* **Goal of the exercise**
State only how many lines contain the string "says".

* **Provided entries**
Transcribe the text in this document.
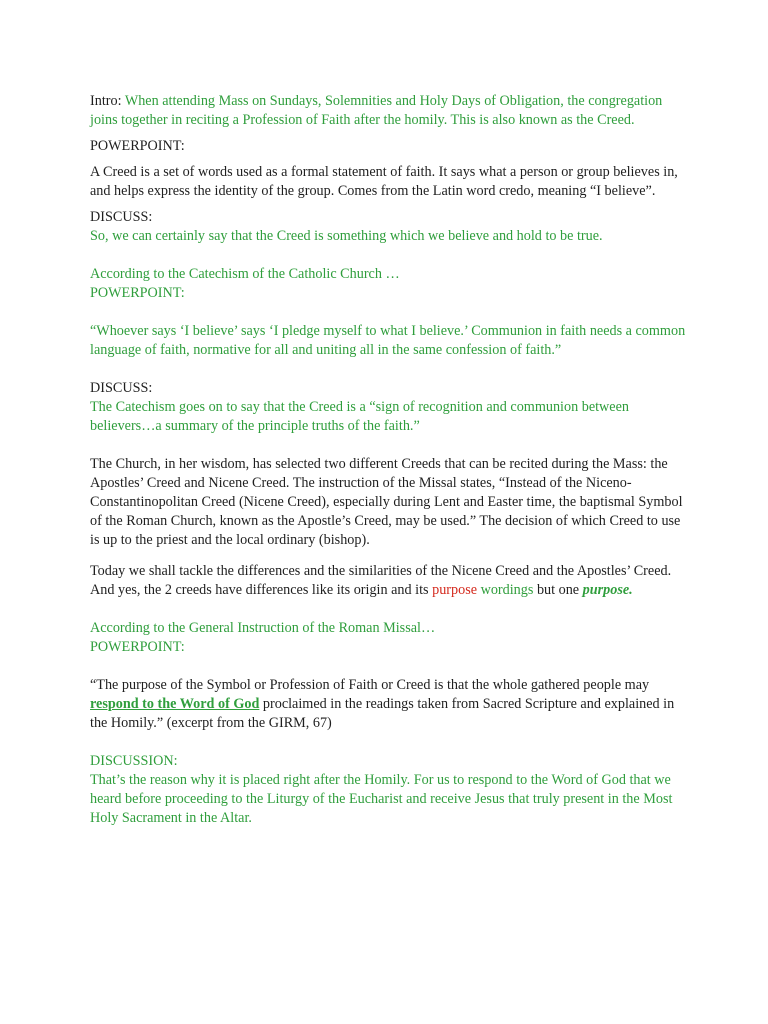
Intro: When attending Mass on Sundays, Solemnities and Holy Days of Obligation, the congregation joins together in reciting a Profession of Faith after the homily. This is also known as the Creed.

POWERPOINT:

A Creed is a set of words used as a formal statement of faith. It says what a person or group believes in, and helps express the identity of the group. Comes from the Latin word credo, meaning “I believe”.

DISCUSS:

So, we can certainly say that the Creed is something which we believe and hold to be true.

According to the Catechism of the Catholic Church …

POWERPOINT:

“Whoever says ‘I believe’ says ‘I pledge myself to what I believe.’ Communion in faith needs a common language of faith, normative for all and uniting all in the same confession of faith.”

DISCUSS:

The Catechism goes on to say that the Creed is a “sign of recognition and communion between believers…a summary of the principle truths of the faith.”

The Church, in her wisdom, has selected two different Creeds that can be recited during the Mass: the Apostles’ Creed and Nicene Creed. The instruction of the Missal states, “Instead of the Niceno-Constantinopolitan Creed (Nicene Creed), especially during Lent and Easter time, the baptismal Symbol of the Roman Church, known as the Apostle’s Creed, may be used.” The decision of which Creed to use is up to the priest and the local ordinary (bishop).

Today we shall tackle the differences and the similarities of the Nicene Creed and the Apostles’ Creed. And yes, the 2 creeds have differences like its origin and its purpose wordings but one purpose.

According to the General Instruction of the Roman Missal…

POWERPOINT:

“The purpose of the Symbol or Profession of Faith or Creed is that the whole gathered people may respond to the Word of God proclaimed in the readings taken from Sacred Scripture and explained in the Homily.” (excerpt from the GIRM, 67)

DISCUSSION:

That’s the reason why it is placed right after the Homily. For us to respond to the Word of God that we heard before proceeding to the Liturgy of the Eucharist and receive Jesus that truly present in the Most Holy Sacrament in the Altar.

* **Task output**
2